REQUIRED TASK: Provide only the number of lines in the records below that include "title".
━━━━━━━━━━━━━━━━━━━━━━━━━━━━━━
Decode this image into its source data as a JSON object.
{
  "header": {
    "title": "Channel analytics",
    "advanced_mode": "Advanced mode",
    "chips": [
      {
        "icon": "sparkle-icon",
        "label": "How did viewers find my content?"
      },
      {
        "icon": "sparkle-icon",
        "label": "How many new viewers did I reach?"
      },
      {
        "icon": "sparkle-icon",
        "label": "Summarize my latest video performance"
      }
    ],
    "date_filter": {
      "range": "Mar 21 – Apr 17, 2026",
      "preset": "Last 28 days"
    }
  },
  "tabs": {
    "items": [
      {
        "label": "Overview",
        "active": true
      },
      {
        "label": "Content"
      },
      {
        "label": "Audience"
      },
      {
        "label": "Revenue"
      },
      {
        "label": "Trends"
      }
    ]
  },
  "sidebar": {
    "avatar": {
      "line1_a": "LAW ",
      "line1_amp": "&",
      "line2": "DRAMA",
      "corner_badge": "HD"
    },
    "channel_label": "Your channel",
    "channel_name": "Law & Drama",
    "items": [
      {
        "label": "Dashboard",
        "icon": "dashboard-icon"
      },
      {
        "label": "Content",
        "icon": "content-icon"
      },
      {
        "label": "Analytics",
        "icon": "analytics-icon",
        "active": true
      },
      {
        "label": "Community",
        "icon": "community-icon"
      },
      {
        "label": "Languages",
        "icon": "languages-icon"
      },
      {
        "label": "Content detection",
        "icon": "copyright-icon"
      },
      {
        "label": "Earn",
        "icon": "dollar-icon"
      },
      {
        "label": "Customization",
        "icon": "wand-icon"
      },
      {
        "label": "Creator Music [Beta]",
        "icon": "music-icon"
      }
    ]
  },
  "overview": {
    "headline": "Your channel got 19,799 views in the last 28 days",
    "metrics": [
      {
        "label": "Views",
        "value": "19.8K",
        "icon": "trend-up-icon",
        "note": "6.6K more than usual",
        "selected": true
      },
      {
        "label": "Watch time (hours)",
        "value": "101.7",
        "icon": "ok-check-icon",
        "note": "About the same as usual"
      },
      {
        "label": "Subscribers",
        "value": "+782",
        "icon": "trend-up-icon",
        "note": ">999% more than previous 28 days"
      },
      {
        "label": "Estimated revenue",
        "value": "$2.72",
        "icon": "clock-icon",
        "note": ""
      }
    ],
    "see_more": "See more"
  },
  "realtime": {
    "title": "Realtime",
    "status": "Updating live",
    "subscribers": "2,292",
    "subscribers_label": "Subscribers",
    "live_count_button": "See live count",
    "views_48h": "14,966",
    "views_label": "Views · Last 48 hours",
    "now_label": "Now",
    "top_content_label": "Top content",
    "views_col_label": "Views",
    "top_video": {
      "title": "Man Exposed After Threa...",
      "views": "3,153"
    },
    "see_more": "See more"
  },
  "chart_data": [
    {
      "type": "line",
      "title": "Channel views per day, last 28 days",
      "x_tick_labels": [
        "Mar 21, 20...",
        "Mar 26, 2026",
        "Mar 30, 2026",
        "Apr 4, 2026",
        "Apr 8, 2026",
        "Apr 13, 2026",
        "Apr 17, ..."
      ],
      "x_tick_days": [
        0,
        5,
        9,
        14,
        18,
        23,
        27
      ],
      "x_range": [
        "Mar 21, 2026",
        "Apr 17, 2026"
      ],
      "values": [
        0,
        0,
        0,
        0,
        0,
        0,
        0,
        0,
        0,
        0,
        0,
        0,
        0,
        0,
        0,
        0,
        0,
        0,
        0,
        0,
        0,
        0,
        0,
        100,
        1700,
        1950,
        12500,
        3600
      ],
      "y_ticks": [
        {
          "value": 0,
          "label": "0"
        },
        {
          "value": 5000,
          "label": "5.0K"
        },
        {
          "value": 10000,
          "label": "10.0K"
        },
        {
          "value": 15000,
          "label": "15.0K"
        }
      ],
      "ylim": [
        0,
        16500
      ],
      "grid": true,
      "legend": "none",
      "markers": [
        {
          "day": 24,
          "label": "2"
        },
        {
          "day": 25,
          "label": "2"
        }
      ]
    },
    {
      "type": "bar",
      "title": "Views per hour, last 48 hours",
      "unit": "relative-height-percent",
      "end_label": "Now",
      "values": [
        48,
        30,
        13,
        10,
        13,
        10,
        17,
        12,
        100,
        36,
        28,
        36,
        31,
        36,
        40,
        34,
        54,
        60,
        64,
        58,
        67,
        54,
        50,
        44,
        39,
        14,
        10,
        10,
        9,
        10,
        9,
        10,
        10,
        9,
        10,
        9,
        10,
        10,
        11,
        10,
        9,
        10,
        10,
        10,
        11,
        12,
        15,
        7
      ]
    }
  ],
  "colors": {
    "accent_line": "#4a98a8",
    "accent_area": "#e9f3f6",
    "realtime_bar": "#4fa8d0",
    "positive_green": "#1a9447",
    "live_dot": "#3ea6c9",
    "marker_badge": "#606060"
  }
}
━━━━━━━━━━━━━━━━━━━━━━━━━━━━━━
RESPONSE FOR THIS EXERCISE: 5